++++ MATERIAL TO PROCESS

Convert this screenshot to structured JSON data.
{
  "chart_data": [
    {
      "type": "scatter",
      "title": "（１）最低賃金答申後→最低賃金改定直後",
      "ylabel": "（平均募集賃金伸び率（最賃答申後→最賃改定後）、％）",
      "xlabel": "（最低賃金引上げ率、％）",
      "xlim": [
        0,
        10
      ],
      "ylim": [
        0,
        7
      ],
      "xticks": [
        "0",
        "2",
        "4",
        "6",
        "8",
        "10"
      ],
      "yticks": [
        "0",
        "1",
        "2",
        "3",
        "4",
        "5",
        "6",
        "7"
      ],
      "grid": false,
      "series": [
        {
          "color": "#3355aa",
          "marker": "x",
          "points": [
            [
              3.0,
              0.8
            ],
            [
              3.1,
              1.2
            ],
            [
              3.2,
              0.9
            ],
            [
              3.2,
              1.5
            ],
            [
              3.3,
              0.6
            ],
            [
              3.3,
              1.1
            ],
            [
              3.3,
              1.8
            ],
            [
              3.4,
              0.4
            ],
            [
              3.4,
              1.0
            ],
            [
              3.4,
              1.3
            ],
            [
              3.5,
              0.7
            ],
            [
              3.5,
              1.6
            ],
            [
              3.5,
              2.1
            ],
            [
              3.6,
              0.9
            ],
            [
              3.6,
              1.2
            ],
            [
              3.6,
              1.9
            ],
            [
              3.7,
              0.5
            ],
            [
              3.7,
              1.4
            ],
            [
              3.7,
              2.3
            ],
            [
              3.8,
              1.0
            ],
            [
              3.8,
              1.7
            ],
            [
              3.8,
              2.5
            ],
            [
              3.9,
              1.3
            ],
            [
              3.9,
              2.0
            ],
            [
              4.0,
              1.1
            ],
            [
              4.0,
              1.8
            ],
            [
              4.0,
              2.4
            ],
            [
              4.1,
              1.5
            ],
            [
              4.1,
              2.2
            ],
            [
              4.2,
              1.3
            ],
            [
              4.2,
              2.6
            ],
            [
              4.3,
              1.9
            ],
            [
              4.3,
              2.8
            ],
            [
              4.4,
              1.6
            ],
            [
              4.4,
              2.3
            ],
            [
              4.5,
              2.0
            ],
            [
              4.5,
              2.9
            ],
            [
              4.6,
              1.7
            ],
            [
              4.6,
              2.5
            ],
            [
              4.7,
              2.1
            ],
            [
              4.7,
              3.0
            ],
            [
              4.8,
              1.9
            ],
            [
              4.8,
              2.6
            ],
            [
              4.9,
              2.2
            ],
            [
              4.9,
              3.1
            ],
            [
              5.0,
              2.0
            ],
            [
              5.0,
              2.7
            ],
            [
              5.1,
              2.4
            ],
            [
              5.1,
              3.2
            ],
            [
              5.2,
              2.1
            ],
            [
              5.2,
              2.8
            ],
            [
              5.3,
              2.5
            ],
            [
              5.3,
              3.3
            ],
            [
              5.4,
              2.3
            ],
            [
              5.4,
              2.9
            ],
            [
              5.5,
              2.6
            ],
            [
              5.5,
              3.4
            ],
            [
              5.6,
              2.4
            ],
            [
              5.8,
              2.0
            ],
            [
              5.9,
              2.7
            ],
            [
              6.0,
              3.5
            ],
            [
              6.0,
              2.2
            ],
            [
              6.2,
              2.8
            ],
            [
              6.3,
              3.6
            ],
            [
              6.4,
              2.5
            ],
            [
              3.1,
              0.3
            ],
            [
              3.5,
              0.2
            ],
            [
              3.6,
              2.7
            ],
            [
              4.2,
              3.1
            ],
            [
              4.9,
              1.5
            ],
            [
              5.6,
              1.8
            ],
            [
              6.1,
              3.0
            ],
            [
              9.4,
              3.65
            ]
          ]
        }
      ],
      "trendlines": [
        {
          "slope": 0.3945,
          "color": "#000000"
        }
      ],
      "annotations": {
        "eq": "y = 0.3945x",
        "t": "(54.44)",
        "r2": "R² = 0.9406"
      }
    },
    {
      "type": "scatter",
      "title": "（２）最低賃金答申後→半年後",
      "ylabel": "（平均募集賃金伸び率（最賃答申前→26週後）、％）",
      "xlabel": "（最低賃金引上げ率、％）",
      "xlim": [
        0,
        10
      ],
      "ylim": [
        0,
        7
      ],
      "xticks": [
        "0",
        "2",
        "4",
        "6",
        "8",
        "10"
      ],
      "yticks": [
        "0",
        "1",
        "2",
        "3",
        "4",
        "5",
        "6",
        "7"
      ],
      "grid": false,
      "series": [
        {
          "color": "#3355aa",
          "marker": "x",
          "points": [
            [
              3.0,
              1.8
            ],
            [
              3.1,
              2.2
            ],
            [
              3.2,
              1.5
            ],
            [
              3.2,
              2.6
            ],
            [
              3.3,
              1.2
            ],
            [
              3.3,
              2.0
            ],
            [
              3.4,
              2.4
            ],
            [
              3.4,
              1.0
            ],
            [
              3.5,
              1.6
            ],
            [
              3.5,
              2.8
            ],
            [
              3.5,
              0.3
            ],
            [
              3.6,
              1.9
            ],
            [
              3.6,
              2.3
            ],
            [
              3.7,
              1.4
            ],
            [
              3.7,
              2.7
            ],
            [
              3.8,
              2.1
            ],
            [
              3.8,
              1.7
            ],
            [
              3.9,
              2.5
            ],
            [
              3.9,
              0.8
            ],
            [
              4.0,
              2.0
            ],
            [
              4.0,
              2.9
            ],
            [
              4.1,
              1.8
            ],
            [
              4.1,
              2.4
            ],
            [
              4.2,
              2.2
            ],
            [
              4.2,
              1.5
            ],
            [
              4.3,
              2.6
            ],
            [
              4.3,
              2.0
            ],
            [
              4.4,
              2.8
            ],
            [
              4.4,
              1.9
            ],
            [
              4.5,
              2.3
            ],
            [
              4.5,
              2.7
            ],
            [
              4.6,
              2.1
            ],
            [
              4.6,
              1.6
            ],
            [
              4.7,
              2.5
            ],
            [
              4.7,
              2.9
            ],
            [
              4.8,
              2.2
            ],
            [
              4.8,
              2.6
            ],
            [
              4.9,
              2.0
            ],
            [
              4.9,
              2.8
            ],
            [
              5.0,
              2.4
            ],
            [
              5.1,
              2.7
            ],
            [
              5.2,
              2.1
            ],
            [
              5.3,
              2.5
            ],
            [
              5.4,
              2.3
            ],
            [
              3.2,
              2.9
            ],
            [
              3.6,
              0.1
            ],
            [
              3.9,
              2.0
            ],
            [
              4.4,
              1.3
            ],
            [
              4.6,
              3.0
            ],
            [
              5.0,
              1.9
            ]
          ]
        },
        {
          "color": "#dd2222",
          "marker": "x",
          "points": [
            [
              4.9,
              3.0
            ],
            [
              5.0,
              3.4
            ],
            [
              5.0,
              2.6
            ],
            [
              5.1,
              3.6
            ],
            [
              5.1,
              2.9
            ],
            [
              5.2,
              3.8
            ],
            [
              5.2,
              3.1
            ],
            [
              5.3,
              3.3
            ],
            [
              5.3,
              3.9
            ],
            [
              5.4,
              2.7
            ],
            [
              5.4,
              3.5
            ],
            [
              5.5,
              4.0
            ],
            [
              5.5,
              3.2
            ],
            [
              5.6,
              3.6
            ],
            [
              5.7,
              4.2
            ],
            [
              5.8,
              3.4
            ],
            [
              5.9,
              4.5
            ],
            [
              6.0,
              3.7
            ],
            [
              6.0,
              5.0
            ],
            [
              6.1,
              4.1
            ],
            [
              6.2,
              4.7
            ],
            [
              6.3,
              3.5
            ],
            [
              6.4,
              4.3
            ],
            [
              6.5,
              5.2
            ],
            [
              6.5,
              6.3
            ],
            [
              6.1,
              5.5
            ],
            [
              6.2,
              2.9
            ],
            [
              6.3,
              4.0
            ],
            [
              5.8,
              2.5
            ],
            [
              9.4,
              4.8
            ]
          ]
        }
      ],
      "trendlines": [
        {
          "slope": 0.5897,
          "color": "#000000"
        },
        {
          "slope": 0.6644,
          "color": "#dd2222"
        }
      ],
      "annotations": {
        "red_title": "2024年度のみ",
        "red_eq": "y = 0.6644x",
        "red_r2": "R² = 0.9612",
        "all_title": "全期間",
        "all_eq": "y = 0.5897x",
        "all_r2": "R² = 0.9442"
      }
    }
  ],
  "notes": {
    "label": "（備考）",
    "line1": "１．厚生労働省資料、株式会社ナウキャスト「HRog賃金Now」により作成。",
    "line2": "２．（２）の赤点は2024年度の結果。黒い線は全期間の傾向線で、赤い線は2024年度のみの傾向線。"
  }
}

++++++++

_WHAT IS ASKED_
Exactly how many lines contain "平均募集賃金伸び率"? State the number and nothing else.

_WRITTEN RESPONSE_
2